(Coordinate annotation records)
● ● ● ● ●

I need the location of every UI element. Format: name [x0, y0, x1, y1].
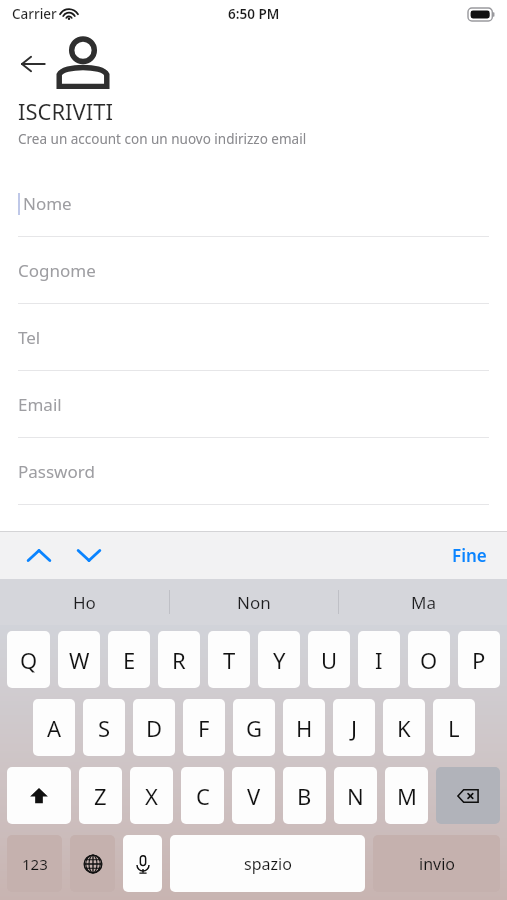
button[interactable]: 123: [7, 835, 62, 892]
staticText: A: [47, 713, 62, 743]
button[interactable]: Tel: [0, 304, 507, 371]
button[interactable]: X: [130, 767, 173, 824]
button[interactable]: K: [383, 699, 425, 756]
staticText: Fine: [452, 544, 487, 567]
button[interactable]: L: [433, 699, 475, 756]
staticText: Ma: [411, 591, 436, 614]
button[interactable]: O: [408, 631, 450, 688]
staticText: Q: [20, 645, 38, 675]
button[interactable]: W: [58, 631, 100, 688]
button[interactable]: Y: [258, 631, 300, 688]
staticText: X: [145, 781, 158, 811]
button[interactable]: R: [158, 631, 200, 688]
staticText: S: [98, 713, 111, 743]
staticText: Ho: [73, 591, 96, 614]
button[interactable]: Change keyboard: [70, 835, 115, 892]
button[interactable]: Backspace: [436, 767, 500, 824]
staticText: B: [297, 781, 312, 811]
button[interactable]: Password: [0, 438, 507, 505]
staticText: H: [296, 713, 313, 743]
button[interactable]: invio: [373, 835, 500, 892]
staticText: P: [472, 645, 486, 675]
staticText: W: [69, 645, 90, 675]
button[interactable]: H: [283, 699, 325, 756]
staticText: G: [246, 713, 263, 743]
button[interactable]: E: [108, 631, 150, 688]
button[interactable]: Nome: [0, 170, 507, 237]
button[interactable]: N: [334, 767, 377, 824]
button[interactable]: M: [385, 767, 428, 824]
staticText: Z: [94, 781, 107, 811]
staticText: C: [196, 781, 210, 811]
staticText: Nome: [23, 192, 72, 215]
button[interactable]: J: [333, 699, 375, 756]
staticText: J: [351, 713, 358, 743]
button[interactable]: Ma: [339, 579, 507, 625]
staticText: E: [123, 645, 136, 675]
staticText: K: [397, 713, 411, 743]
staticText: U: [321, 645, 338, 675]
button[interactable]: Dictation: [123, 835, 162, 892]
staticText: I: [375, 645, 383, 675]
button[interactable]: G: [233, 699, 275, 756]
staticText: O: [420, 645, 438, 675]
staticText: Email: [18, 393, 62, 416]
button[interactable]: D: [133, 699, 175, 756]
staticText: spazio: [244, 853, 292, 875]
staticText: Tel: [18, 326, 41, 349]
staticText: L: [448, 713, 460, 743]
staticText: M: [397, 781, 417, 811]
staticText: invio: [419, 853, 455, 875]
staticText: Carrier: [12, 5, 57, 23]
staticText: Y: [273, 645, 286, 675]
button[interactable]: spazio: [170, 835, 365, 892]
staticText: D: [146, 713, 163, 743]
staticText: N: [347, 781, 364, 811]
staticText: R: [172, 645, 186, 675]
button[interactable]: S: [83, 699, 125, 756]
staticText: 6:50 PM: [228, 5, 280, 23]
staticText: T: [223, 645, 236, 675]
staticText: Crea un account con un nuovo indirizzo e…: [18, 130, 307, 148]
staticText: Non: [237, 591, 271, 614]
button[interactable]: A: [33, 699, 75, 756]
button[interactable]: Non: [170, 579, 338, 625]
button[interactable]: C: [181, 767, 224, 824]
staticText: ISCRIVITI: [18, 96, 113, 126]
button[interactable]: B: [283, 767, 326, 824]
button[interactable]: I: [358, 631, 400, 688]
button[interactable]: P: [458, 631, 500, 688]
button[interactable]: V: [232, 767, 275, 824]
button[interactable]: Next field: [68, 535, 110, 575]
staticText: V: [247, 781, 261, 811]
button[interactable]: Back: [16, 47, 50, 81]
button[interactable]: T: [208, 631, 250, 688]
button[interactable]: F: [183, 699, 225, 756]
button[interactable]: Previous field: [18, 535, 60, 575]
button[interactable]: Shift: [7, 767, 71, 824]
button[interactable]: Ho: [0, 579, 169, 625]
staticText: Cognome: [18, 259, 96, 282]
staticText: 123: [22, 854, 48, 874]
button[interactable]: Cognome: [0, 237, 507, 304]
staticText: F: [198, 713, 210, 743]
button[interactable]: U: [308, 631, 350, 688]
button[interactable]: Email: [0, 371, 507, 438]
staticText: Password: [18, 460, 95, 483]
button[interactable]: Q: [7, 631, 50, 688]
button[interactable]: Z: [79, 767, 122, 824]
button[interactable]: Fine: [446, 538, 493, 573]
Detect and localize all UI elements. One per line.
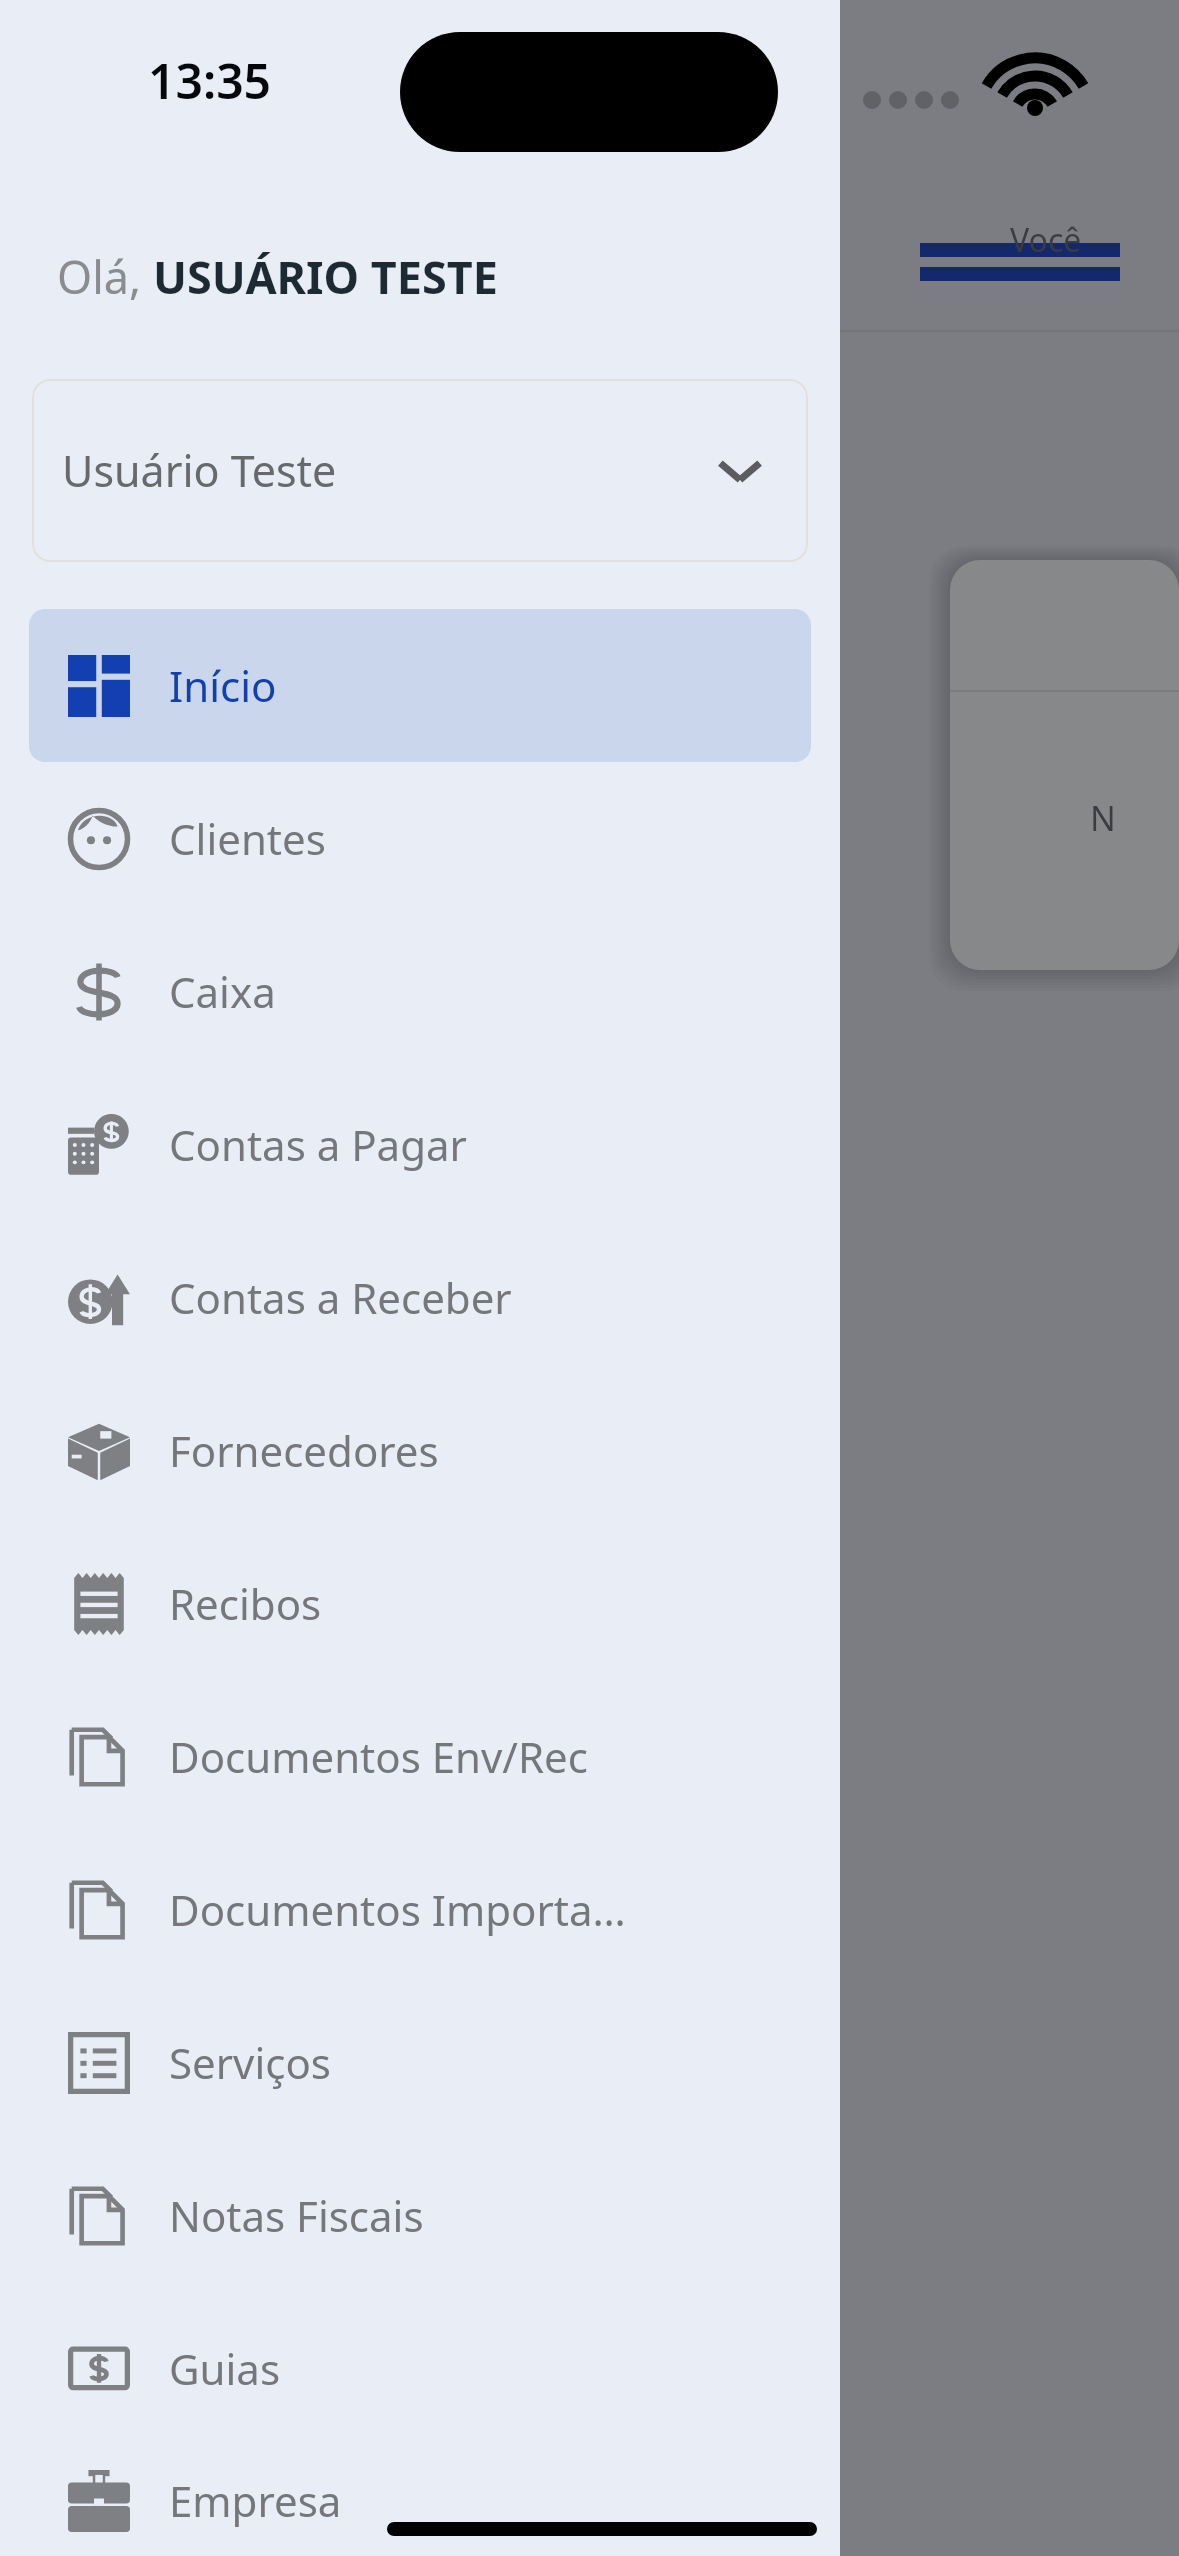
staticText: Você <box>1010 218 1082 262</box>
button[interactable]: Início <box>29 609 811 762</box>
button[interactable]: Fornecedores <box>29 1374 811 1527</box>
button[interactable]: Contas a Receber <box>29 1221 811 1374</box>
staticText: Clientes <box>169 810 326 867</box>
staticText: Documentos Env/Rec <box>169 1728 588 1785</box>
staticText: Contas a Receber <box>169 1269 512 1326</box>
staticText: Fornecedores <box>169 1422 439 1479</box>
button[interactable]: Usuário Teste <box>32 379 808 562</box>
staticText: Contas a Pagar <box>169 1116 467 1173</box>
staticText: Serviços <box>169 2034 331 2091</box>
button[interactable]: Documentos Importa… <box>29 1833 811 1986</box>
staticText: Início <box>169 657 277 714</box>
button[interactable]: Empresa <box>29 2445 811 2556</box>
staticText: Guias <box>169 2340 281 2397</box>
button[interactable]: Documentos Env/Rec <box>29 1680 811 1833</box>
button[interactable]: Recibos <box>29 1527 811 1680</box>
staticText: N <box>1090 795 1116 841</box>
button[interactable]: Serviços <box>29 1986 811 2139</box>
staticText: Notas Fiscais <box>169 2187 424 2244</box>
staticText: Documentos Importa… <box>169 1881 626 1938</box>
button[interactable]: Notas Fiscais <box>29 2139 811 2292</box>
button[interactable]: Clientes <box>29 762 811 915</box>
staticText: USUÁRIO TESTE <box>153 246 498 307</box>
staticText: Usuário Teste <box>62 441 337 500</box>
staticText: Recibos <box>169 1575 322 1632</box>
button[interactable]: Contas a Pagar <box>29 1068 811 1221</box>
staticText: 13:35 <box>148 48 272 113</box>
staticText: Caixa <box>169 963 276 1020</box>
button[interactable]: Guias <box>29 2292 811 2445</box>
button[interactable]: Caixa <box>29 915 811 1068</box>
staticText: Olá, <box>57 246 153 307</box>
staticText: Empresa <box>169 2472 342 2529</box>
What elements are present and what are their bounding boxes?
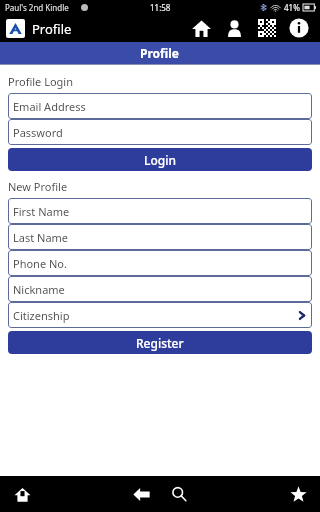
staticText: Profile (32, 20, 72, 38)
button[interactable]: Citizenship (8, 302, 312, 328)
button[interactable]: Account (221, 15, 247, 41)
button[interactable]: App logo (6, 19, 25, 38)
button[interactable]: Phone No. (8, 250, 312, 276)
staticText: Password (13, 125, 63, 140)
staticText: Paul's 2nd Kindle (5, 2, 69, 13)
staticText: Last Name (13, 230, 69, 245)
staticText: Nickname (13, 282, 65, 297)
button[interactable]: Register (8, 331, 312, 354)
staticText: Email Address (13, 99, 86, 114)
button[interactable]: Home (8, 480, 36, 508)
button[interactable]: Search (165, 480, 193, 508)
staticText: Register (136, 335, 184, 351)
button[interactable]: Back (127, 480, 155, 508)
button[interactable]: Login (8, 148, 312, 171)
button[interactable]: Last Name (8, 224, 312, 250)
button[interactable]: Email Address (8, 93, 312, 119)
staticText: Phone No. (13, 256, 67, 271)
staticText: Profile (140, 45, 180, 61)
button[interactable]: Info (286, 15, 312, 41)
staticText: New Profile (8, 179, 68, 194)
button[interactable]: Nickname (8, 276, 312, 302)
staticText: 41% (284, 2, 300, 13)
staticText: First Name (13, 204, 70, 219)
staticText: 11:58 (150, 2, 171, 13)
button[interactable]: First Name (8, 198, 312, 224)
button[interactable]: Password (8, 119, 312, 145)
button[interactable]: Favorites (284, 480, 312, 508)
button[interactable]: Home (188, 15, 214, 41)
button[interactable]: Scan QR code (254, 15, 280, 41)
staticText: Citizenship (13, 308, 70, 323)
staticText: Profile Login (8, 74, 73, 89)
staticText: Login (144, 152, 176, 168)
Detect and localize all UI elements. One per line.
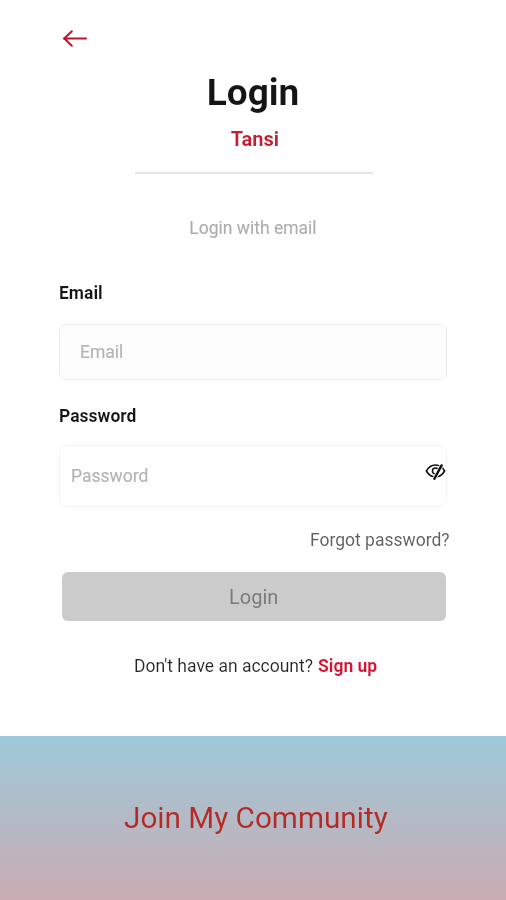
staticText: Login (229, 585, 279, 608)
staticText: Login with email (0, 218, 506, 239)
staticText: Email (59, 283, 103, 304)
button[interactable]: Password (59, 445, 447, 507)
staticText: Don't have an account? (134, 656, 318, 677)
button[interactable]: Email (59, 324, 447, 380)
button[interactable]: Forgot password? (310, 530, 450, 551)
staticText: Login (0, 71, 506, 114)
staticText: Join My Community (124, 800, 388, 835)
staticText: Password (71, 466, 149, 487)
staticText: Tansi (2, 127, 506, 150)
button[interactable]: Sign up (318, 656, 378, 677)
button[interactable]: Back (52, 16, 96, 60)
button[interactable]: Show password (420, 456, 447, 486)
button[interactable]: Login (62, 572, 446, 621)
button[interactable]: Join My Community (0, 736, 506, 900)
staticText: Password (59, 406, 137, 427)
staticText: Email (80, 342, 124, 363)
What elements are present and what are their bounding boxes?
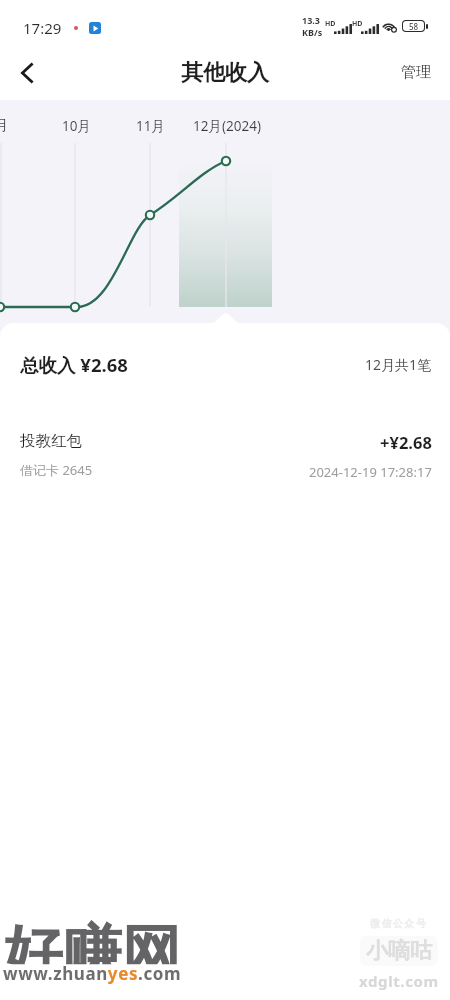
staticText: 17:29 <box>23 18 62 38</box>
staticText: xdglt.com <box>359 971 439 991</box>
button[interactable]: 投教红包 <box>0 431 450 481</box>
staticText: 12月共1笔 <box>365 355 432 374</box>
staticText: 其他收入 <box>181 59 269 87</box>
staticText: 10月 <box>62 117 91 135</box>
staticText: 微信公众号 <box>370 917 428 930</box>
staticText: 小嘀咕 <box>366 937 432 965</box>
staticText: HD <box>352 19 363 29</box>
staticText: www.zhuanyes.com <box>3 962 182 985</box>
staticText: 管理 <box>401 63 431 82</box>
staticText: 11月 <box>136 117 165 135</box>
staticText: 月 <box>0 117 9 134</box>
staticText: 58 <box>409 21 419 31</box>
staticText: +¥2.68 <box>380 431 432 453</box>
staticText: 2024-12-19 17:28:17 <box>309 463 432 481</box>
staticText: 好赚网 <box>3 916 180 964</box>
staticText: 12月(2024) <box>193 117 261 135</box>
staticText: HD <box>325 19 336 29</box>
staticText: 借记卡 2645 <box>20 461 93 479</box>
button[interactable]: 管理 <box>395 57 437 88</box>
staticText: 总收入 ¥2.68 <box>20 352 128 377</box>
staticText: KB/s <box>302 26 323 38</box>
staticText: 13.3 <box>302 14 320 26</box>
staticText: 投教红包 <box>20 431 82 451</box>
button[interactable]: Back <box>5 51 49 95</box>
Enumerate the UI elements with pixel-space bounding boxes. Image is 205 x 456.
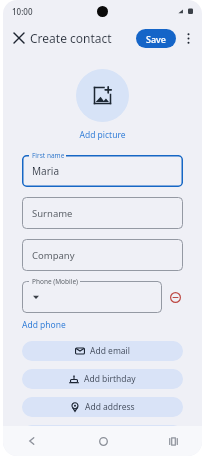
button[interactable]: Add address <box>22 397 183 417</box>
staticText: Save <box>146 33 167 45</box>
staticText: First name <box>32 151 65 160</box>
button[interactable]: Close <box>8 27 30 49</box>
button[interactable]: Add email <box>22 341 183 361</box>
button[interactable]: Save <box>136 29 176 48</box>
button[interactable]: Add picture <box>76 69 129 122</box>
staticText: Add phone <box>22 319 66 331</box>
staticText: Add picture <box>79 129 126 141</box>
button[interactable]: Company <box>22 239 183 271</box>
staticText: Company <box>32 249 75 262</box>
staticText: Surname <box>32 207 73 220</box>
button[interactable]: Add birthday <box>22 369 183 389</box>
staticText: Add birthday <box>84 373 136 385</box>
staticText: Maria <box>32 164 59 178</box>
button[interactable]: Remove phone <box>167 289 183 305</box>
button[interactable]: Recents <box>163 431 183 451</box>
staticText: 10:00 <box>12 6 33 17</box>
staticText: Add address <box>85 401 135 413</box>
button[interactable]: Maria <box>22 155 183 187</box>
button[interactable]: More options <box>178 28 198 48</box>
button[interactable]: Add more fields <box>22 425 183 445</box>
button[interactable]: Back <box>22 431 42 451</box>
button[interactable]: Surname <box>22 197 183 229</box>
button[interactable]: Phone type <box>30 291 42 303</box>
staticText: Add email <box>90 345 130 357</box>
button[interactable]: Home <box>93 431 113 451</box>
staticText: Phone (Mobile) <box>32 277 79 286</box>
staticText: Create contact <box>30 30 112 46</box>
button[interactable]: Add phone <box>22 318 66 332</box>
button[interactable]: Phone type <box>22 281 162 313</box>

● ● ● ● ●

WHAT YOU HAVE TO DO. Change "interactable" to "clickable" in the listing from the line with "button[interactable]: 123: [7, 835, 62, 892]" up to and including the line with "staticText: X: [145, 781, 158, 811]", and return only those lines with nothing else altered.

RESPONSE.
button[clickable]: 123: [7, 835, 62, 892]
staticText: A: [47, 713, 62, 743]
button[clickable]: Tel: [0, 304, 507, 371]
button[clickable]: X: [130, 767, 173, 824]
button[clickable]: K: [383, 699, 425, 756]
staticText: Fine: [452, 544, 487, 567]
button[clickable]: L: [433, 699, 475, 756]
staticText: Ma: [411, 591, 436, 614]
button[clickable]: O: [408, 631, 450, 688]
staticText: Q: [20, 645, 38, 675]
button[clickable]: W: [58, 631, 100, 688]
button[clickable]: Y: [258, 631, 300, 688]
staticText: X: [145, 781, 158, 811]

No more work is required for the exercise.